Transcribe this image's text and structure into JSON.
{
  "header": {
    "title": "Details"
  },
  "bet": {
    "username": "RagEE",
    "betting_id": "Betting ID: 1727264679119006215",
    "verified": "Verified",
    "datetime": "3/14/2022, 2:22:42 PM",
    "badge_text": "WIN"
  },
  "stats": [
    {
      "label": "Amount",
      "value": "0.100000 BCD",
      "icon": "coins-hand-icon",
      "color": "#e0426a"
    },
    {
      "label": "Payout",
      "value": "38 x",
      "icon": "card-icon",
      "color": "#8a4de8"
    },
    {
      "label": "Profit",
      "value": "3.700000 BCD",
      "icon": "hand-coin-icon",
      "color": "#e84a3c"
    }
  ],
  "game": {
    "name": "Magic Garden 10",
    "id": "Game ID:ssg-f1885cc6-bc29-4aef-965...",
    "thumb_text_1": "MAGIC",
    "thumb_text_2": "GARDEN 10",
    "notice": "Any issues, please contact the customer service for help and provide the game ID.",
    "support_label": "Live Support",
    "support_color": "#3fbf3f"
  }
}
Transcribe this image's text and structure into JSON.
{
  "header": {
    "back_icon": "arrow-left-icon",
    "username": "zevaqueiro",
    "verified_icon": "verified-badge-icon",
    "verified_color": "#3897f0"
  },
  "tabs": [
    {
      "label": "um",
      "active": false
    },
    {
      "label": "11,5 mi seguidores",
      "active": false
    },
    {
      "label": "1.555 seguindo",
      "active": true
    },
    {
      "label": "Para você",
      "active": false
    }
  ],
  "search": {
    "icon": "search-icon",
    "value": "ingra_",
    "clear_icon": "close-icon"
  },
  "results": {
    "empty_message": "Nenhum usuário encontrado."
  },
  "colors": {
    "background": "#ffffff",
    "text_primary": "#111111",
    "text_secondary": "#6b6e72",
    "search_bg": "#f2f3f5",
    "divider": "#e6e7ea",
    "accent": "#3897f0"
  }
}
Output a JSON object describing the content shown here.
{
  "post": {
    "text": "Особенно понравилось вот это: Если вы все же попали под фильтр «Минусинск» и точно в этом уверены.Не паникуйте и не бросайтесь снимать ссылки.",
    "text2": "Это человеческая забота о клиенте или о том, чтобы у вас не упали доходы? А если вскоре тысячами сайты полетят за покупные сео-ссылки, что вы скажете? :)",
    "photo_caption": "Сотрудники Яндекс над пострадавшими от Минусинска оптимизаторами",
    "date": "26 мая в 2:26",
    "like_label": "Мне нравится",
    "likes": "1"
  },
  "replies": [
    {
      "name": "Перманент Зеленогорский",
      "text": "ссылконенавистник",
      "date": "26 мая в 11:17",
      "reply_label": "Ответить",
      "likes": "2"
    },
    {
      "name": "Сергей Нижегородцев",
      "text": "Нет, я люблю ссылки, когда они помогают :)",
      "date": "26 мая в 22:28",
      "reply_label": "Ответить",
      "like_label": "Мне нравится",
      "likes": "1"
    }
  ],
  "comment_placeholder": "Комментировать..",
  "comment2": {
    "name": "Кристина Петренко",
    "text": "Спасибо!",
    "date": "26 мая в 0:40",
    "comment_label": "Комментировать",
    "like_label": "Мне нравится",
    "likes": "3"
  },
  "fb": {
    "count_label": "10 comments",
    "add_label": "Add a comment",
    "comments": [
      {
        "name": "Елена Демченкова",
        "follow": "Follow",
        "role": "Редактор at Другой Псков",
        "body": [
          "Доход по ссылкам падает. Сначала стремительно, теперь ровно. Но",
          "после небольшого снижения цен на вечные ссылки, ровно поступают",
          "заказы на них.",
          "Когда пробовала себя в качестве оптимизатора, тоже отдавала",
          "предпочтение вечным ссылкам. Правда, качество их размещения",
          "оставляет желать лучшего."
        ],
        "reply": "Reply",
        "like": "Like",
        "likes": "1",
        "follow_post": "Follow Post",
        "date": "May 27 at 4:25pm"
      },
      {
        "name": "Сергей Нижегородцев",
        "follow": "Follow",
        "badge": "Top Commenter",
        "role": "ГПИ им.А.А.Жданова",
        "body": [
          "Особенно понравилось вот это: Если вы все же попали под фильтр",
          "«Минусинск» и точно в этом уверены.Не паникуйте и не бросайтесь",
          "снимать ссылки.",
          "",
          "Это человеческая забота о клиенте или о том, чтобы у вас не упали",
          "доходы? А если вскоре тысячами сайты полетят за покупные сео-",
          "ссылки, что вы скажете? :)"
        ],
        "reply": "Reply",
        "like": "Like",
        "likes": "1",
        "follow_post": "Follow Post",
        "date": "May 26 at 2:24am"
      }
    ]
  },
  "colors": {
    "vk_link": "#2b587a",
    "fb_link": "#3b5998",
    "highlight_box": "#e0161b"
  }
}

::::::::::

*WRITTEN REQUEST*.
Go through the material line by line. Show each line that contains the string "вскоре".

*SOLUTION FOR THIS TASK*.
    "text2": "Это человеческая забота о клиенте или о том, чтобы у вас не упали доходы? А если вскоре тысячами сайты полетят за покупные сео-ссылки, что вы скажете? :)",
          "доходы? А если вскоре тысячами сайты полетят за покупные сео-",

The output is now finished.